Every line below that holds the string "JSON" should be copied out.

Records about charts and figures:

::::::::::

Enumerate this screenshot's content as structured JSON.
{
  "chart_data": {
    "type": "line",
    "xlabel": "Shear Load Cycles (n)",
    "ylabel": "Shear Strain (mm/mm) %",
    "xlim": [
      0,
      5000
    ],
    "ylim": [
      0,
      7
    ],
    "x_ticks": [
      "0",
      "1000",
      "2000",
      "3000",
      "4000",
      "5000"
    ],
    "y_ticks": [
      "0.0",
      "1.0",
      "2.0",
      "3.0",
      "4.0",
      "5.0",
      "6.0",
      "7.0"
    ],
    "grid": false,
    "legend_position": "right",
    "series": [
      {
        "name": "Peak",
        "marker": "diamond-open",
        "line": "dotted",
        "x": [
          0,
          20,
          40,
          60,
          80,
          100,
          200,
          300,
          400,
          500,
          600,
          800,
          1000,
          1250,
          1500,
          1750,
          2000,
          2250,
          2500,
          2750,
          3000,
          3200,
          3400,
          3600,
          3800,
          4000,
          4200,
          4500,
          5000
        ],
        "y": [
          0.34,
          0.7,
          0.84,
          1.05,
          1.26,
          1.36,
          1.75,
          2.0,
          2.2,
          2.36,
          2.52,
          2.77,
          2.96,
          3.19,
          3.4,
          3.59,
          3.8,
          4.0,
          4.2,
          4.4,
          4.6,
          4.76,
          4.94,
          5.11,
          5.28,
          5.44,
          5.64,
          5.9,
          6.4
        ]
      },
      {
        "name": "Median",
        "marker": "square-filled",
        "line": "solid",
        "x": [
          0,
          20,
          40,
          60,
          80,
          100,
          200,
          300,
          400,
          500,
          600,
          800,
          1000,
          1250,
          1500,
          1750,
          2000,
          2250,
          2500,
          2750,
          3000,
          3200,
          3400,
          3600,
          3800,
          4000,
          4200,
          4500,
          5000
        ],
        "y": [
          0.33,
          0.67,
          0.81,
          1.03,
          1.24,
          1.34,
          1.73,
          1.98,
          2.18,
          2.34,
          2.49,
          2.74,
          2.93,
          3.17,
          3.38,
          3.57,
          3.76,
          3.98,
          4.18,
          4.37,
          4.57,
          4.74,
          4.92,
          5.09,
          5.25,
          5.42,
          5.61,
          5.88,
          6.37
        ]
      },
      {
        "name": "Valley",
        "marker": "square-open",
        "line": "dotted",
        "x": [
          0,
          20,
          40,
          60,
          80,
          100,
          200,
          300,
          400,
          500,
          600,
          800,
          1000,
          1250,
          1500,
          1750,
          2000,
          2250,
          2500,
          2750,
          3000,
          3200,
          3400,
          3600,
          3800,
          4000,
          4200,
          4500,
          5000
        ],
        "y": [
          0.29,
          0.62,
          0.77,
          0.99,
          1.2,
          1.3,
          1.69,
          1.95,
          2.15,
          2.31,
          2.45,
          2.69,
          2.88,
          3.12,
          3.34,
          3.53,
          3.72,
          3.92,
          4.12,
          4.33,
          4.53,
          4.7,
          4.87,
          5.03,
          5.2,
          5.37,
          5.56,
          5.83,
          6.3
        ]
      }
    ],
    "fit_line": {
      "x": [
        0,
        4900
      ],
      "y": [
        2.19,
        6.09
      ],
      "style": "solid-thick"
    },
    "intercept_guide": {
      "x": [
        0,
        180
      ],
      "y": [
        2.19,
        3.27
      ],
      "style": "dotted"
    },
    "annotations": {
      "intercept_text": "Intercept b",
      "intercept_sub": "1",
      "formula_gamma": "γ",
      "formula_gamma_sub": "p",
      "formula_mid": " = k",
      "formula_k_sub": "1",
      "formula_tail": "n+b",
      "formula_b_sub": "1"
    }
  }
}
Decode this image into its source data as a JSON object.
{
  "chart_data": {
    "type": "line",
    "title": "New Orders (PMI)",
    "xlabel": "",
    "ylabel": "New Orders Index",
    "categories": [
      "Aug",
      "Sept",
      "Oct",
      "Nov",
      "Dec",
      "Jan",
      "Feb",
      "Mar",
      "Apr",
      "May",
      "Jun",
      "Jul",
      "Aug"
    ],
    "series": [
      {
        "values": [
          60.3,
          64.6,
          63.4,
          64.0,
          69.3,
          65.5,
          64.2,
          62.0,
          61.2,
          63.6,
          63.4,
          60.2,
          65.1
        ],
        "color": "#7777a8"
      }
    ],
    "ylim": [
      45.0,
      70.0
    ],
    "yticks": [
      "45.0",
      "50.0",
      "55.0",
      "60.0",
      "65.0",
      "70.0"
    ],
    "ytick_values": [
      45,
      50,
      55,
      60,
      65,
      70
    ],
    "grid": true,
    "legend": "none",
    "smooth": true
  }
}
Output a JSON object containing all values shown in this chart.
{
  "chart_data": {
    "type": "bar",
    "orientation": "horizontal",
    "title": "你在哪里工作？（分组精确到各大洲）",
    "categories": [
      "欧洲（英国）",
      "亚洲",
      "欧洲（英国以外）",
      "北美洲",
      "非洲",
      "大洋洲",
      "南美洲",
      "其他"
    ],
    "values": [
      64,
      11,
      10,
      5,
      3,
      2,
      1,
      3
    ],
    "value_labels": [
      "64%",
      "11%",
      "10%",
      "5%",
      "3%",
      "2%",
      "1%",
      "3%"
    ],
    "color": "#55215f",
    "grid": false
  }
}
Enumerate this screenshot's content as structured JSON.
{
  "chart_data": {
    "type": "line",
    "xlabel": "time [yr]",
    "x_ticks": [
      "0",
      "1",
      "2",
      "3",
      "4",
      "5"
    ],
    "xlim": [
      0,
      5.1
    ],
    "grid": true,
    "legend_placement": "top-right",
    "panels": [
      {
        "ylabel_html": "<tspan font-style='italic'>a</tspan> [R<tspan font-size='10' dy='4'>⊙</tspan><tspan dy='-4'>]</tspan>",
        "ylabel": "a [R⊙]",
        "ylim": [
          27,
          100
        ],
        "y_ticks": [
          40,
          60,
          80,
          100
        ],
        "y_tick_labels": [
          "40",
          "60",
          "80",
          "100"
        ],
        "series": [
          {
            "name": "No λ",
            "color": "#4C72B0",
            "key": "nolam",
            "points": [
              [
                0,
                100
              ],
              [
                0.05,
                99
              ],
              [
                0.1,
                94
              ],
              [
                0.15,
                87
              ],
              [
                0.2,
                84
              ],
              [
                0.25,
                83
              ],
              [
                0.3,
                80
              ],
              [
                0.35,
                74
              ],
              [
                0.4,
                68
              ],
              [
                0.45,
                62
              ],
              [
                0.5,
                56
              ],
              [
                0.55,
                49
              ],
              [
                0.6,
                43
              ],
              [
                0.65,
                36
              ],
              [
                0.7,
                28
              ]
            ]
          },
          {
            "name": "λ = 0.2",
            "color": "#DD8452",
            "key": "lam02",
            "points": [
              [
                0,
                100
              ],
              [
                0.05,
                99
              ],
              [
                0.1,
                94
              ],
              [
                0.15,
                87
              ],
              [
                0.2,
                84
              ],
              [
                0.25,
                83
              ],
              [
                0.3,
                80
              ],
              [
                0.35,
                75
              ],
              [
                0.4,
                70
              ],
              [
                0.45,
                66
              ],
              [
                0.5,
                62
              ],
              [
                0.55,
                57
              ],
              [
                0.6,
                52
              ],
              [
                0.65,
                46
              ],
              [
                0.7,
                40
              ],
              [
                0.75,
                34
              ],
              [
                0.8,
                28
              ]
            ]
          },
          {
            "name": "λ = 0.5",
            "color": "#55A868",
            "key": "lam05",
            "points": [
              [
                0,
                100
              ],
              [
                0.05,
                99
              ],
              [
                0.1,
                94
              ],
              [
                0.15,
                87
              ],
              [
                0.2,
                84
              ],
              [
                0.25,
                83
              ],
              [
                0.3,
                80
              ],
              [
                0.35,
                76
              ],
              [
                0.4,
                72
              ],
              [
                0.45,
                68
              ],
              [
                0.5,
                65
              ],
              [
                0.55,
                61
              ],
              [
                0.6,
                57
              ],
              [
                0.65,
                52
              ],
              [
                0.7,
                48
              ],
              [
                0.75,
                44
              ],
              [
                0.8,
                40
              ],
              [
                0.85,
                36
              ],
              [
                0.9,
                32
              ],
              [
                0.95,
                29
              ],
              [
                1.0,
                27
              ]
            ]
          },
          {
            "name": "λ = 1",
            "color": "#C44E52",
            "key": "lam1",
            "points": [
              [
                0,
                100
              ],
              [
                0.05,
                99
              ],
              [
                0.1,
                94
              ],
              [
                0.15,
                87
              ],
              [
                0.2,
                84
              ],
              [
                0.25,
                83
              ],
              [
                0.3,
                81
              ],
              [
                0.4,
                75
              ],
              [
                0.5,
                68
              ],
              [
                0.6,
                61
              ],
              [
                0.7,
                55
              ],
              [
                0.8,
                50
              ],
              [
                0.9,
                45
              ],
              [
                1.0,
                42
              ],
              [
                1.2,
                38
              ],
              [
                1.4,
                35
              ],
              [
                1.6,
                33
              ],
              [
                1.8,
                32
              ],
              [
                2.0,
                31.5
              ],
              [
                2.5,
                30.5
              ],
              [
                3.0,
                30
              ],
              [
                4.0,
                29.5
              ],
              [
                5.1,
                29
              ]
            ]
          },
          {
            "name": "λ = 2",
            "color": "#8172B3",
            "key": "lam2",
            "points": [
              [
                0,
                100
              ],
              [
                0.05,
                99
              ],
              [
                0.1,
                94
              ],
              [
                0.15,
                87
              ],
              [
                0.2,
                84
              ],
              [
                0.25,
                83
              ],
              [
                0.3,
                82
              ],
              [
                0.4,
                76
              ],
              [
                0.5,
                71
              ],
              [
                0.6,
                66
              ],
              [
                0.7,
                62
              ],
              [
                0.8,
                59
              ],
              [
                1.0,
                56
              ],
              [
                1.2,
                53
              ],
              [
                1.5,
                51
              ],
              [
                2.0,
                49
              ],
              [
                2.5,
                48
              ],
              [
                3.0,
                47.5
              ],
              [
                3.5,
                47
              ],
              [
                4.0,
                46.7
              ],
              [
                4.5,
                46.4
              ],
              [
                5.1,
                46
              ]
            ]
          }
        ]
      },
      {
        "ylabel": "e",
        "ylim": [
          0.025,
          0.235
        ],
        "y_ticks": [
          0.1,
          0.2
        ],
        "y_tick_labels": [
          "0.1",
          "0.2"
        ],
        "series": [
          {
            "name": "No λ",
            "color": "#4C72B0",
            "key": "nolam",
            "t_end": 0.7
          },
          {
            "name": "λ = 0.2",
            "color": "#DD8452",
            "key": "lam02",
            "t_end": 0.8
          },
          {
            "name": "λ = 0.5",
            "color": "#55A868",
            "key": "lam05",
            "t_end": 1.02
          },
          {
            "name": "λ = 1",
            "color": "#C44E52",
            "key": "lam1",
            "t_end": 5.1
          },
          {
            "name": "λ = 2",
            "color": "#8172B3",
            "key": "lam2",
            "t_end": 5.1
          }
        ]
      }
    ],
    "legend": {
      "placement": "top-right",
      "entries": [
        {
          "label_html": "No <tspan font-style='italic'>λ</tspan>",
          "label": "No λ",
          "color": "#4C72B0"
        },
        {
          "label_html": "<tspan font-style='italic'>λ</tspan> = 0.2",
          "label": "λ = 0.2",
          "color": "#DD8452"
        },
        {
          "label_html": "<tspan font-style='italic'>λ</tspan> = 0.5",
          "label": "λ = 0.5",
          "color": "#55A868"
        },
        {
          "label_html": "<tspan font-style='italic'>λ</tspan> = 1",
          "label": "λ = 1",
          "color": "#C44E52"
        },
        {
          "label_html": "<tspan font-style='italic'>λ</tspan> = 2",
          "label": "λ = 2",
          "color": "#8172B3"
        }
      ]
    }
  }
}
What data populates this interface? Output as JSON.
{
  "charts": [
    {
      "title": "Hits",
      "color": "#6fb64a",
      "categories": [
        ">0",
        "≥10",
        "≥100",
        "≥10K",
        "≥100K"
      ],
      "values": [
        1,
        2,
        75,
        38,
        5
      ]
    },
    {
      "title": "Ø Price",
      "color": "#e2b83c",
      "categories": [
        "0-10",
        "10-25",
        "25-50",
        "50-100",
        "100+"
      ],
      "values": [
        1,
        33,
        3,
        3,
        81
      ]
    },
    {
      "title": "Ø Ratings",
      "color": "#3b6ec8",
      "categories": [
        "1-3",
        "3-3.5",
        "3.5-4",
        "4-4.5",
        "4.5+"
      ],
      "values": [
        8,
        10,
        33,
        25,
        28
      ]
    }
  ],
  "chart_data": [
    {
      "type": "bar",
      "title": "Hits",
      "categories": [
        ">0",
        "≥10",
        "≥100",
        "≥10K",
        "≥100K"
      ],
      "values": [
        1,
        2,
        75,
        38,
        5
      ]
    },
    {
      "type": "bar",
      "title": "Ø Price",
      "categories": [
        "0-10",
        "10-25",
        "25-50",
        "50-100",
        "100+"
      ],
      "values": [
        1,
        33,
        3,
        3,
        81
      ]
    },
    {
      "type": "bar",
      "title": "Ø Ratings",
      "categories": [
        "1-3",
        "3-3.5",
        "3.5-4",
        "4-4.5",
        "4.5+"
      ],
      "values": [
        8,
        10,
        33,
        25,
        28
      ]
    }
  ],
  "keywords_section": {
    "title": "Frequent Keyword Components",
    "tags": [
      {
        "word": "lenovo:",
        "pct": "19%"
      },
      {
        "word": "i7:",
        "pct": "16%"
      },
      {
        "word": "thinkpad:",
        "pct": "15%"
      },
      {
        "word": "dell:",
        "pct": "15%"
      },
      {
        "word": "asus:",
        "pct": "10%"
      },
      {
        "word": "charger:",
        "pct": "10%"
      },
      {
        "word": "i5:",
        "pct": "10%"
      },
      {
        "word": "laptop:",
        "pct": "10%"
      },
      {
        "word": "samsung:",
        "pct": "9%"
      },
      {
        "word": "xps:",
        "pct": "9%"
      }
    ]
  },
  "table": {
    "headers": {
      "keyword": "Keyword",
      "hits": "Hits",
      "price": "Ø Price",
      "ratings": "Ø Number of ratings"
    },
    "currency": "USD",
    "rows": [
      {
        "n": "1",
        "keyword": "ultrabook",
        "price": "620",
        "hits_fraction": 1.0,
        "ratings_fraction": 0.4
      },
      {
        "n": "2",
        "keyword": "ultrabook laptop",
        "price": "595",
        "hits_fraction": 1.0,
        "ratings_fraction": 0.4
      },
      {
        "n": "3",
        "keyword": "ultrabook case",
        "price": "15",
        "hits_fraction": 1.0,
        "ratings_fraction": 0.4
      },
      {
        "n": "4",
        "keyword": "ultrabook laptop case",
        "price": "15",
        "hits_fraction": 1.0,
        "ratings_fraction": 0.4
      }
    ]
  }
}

::::::::::

ANSWER TO THIS TASK ::
Enumerate this screenshot's content as structured JSON.
Decode this image into its source data as a JSON object.
Output a JSON object containing all values shown in this chart.
Enumerate this screenshot's content as structured JSON.
What data populates this interface? Output as JSON.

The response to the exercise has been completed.